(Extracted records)

——

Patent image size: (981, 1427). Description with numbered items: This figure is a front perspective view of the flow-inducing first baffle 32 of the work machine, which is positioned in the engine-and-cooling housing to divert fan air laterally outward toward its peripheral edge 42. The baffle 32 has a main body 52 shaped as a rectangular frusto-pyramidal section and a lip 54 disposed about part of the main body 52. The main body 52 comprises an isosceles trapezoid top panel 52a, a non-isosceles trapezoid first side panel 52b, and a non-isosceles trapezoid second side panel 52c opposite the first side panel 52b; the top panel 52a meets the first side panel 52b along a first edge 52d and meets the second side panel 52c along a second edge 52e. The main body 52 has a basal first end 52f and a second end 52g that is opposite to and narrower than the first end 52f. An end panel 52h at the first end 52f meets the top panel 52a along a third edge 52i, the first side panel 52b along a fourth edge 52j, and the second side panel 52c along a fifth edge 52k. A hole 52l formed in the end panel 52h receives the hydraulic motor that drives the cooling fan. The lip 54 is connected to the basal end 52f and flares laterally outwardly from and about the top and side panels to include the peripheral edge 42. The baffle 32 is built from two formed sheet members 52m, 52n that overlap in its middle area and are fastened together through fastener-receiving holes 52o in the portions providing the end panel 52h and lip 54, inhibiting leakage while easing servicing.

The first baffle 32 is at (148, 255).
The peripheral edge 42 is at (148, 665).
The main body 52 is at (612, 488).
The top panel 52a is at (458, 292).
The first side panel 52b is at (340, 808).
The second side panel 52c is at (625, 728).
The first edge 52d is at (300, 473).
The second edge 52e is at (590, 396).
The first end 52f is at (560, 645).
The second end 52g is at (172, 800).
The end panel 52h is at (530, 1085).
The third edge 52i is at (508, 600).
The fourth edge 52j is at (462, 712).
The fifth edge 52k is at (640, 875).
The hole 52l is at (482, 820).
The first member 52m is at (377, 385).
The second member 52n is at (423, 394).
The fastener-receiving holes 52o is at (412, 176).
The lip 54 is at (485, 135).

——

### [Exercise description]
Convert the listing above into a two-column CSV with the header input,output. Give each text in the listing its own row, with that text under input and its answer under output, each in one quoted field with line breaks replaced by spaces.

### [Written reply]
input,output
"Patent image size: (981, 1427). Description with numbered items: This figure is a front perspective view of the flow-inducing first baffle 32 of the work machine, which is positioned in the engine-and-cooling housing to divert fan air laterally outward toward its peripheral edge 42. The baffle 32 has a main body 52 shaped as a rectangular frusto-pyramidal section and a lip 54 disposed about part of the main body 52. The main body 52 comprises an isosceles trapezoid top panel 52a, a non-isosceles trapezoid first side panel 52b, and a non-isosceles trapezoid second side panel 52c opposite the first side panel 52b; the top panel 52a meets the first side panel 52b along a first edge 52d and meets the second side panel 52c along a second edge 52e. The main body 52 has a basal first end 52f and a second end 52g that is opposite to and narrower than the first end 52f. An end panel 52h at the first end 52f meets the top panel 52a along a third edge 52i, the first side panel 52b along a fourth edge 52j, and the second side panel 52c along a fifth edge 52k. A hole 52l formed in the end panel 52h receives the hydraulic motor that drives the cooling fan. The lip 54 is connected to the basal end 52f and flares laterally outwardly from and about the top and side panels to include the peripheral edge 42. The baffle 32 is built from two formed sheet members 52m, 52n that overlap in its middle area and are fastened together through fastener-receiving holes 52o in the portions providing the end panel 52h and lip 54, inhibiting leakage while easing servicing.","The first baffle 32 is at (148, 255). The peripheral edge 42 is at (148, 665). The main body 52 is at (612, 488). The top panel 52a is at (458, 292). The first side panel 52b is at (340, 808). The second side panel 52c is at (625, 728). The first edge 52d is at (300, 473). The second edge 52e is at (590, 396). The first end 52f is at (560, 645). The second end 52g is at (172, 800). The end panel 52h is at (530, 1085). The third edge 52i is at (508, 600). The fourth edge 52j is at (462, 712). The fifth edge 52k is at (640, 875). The hole 52l is at (482, 820). The first member 52m is at (377, 385). The second member 52n is at (423, 394). The fastener-receiving holes 52o is at (412, 176). The lip 54 is at (485, 135)."